Data records:
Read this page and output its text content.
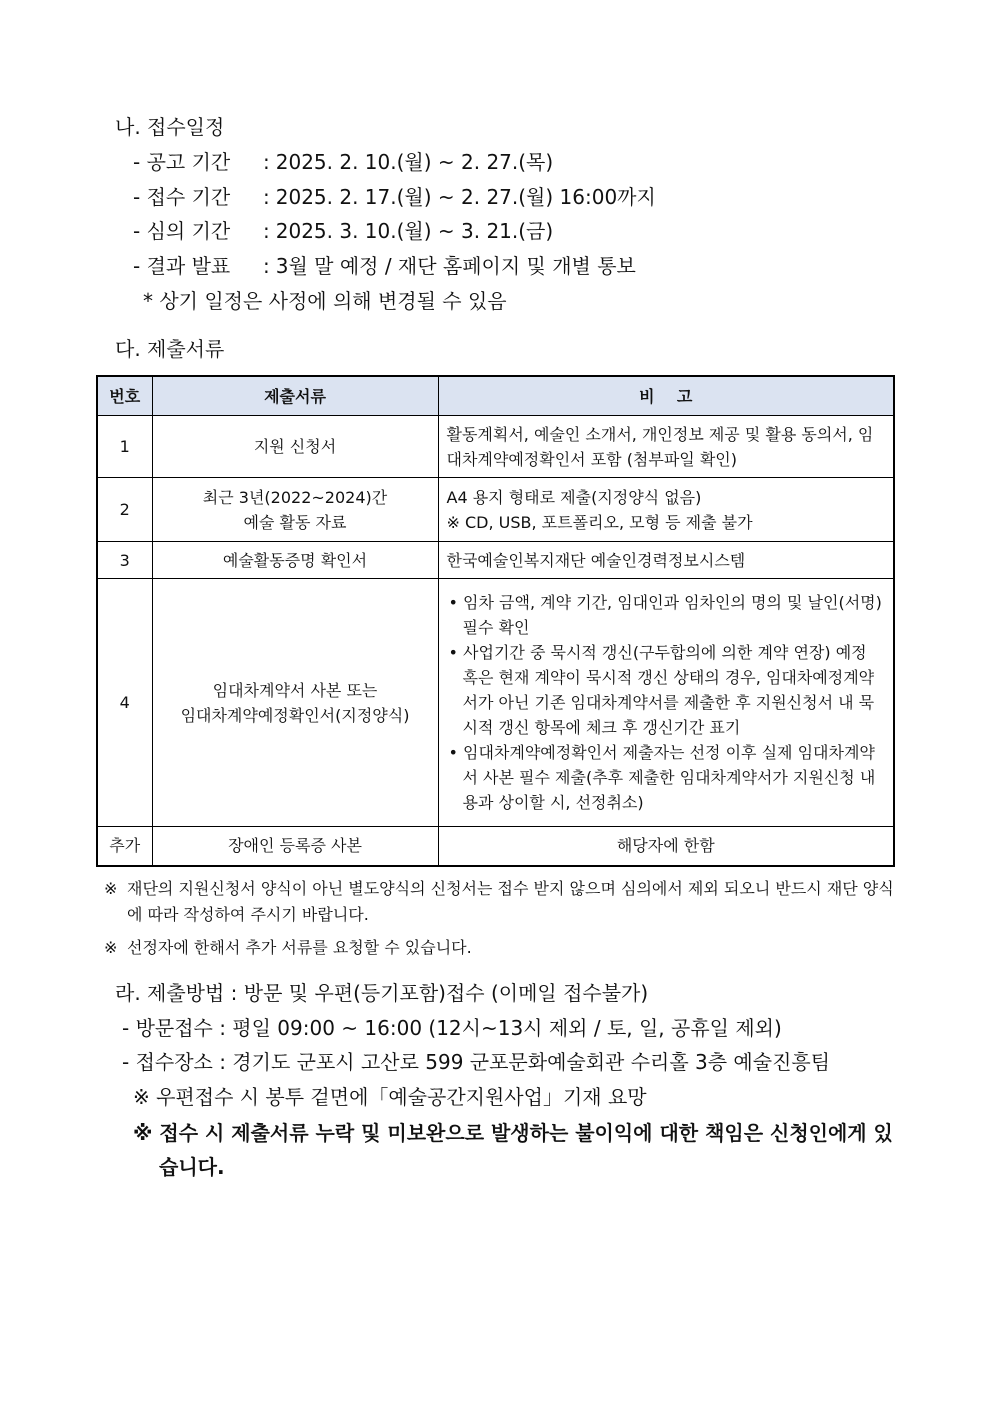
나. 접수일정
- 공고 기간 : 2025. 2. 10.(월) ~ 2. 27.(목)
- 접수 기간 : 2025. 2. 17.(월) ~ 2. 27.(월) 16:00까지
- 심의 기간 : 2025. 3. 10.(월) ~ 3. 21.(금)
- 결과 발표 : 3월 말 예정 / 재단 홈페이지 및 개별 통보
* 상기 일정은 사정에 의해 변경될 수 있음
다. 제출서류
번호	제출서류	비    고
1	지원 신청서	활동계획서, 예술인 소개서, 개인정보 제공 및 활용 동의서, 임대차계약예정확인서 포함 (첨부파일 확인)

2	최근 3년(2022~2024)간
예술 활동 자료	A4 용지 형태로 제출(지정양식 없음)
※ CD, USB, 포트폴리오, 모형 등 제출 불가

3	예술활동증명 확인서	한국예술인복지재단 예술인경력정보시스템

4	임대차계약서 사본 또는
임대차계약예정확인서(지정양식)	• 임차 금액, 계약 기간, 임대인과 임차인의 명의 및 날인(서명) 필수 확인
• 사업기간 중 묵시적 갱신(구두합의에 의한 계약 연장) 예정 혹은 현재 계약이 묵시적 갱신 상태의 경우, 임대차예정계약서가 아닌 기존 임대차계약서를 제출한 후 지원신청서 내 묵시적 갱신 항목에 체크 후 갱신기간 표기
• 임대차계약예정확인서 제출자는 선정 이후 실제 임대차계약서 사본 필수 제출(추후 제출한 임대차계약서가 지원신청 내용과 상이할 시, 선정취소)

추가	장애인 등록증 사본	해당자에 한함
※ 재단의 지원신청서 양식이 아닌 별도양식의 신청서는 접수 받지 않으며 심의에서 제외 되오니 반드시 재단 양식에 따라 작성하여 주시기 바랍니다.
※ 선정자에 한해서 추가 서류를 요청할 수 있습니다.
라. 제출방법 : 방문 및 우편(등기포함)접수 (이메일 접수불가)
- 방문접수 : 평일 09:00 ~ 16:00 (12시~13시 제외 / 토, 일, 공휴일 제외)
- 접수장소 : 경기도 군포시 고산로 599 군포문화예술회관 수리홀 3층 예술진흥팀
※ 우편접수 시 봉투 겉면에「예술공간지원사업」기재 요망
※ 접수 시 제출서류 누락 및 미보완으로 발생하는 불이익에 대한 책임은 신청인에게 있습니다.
--
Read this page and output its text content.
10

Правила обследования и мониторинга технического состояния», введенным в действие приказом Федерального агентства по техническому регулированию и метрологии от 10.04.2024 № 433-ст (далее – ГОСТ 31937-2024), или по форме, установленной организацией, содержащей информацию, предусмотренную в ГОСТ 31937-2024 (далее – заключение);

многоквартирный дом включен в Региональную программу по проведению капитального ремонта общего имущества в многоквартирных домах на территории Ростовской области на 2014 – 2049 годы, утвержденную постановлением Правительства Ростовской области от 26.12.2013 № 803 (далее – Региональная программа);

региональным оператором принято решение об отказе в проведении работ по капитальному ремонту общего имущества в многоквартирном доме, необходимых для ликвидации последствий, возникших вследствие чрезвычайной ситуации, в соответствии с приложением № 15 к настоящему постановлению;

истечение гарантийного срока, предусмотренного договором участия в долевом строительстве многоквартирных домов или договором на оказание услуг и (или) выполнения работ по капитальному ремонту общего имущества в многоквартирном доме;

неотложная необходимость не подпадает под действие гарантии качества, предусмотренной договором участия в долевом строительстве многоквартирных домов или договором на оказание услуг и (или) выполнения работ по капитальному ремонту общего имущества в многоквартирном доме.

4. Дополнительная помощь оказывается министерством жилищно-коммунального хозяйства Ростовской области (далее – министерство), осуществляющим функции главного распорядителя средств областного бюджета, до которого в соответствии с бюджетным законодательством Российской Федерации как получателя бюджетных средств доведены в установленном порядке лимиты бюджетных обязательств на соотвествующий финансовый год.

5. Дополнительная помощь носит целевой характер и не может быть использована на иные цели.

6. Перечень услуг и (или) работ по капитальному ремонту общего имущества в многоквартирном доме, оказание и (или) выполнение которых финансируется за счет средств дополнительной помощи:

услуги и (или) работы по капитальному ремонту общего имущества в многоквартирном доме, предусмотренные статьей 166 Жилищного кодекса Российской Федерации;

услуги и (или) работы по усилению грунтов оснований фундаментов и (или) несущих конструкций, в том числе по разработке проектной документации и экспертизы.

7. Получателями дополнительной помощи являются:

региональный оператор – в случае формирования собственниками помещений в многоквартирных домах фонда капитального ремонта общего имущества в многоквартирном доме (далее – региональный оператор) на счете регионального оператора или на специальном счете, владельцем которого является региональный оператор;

Exercise requirements: Considering only the records above, state the number of lines that include the word "услуги", with nothing added.

Complete answer: 2